--- Start ---

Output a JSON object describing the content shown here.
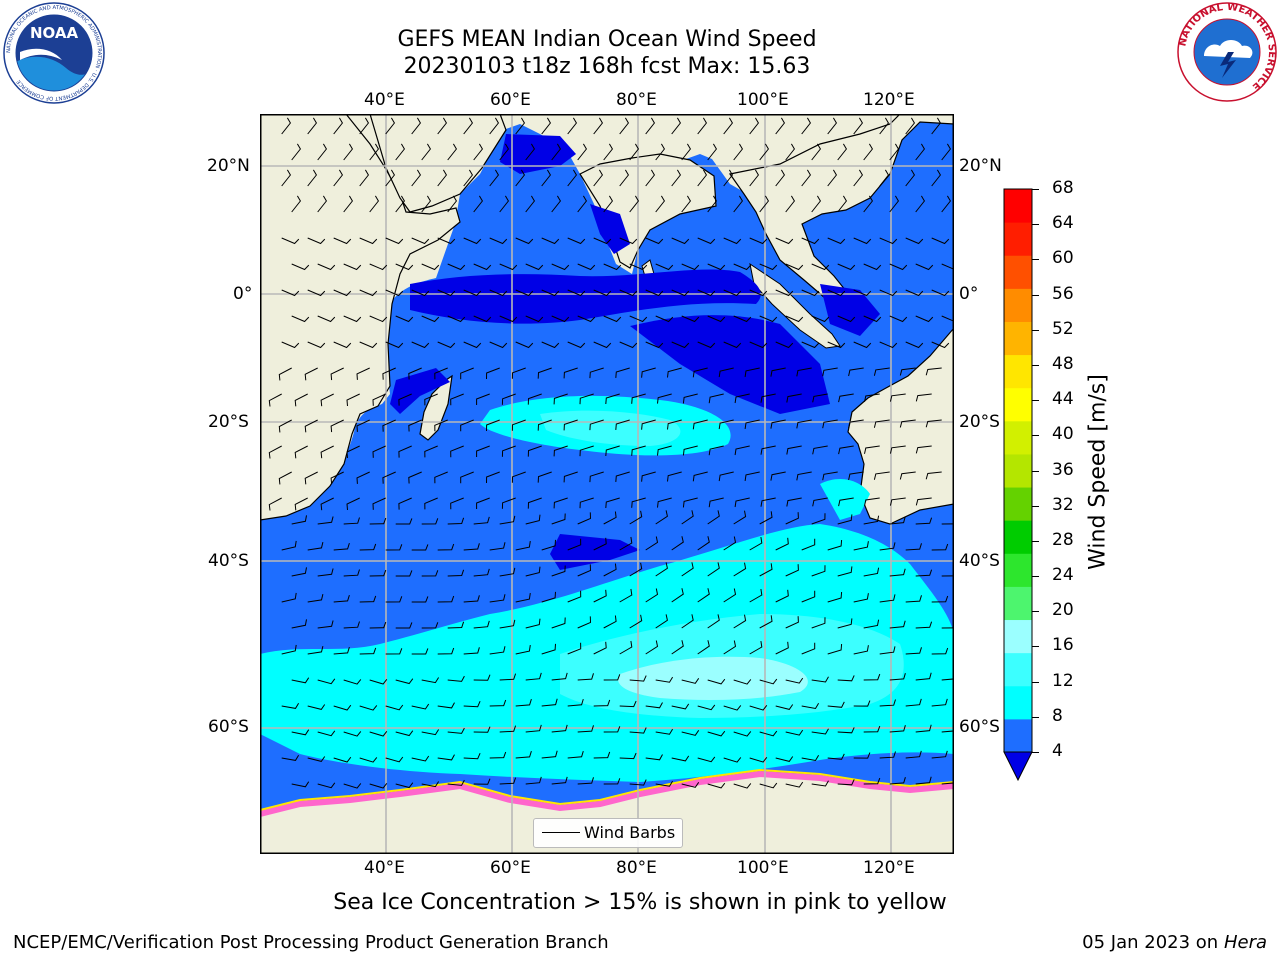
{
  "title": {
    "line1": "GEFS MEAN Indian Ocean Wind Speed",
    "line2": "20230103 t18z 168h fcst   Max: 15.63"
  },
  "map": {
    "lon_labels": [
      "40°E",
      "60°E",
      "80°E",
      "100°E",
      "120°E"
    ],
    "lat_labels_left": [
      "20°N",
      "0°",
      "20°S",
      "40°S",
      "60°S"
    ],
    "lat_labels_right": [
      "20°N",
      "0°",
      "20°S",
      "40°S",
      "60°S"
    ],
    "lon_range": [
      20,
      130
    ],
    "lat_range": [
      -73,
      27
    ],
    "land_color": "#efefdc",
    "ocean_fill_color": "#1e6eff"
  },
  "legend": {
    "label": "Wind Barbs"
  },
  "colorbar": {
    "label": "Wind Speed [m/s]",
    "ticks": [
      "68",
      "64",
      "60",
      "56",
      "52",
      "48",
      "44",
      "40",
      "36",
      "32",
      "28",
      "24",
      "20",
      "16",
      "12",
      "8",
      "4"
    ],
    "colors": [
      "#0000e6",
      "#1e6eff",
      "#00ffff",
      "#3cffff",
      "#9bffff",
      "#4df56e",
      "#2de62d",
      "#00cc00",
      "#64d200",
      "#b4e600",
      "#d2f000",
      "#ffff00",
      "#ffe600",
      "#ffb400",
      "#ff8c00",
      "#ff5000",
      "#ff1e00",
      "#ff0000"
    ]
  },
  "caption": "Sea Ice Concentration > 15% is shown in pink to yellow",
  "footer": {
    "left": "NCEP/EMC/Verification Post Processing Product Generation Branch",
    "right_date": "05 Jan 2023 on ",
    "right_machine": "Hera"
  },
  "logos": {
    "noaa": {
      "text": "NOAA",
      "ring_text": "NATIONAL OCEANIC AND ATMOSPHERIC ADMINISTRATION · U.S. DEPARTMENT OF COMMERCE"
    },
    "nws": {
      "ring_text": "NATIONAL WEATHER SERVICE"
    }
  }
}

--- End ---

YOUR GOAL » Identify each line in the records above containing the word "shown"; copy those lines.

SOLUTION FOR THIS TASK »
Output a JSON object describing the content shown here.
  "caption": "Sea Ice Concentration > 15% is shown in pink to yellow",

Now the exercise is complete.